## Exercise instructions
Select every line below containing the word "this".

## Input records
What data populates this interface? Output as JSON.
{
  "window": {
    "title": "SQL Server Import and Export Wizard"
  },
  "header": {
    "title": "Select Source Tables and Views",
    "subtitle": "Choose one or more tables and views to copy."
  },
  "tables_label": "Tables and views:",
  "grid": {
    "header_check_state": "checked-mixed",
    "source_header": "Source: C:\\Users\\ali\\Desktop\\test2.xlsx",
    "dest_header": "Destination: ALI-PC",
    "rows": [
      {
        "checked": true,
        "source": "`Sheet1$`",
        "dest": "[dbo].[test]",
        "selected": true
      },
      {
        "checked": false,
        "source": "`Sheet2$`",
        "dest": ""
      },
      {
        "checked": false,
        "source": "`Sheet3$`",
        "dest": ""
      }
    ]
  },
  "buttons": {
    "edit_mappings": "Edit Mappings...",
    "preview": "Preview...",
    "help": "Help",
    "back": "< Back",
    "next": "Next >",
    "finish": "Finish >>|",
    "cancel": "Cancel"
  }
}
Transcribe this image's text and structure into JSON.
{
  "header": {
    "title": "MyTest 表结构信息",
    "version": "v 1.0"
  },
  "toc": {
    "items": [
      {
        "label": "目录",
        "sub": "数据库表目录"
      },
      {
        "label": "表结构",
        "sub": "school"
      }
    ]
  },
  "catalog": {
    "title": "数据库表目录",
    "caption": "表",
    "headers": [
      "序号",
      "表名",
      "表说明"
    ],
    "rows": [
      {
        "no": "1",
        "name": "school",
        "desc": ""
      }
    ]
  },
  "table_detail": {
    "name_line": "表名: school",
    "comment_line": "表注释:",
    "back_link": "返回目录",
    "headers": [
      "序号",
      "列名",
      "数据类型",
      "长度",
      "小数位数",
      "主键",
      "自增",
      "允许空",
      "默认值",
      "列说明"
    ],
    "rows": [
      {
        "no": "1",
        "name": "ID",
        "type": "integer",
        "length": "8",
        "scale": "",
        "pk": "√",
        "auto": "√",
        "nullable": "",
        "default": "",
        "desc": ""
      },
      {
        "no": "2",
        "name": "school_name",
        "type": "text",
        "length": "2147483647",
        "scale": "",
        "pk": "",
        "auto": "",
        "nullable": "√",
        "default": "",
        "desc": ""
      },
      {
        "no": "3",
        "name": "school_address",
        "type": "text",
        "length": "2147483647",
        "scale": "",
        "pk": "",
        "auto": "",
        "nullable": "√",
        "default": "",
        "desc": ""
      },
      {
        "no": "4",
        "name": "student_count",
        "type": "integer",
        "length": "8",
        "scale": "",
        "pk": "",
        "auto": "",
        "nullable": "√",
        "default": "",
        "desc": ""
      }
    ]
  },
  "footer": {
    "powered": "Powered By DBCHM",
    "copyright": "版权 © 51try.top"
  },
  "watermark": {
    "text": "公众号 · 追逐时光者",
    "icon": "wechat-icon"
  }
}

## Complete response
What data populates this interface? Output as JSON.
Transcribe this image's text and structure into JSON.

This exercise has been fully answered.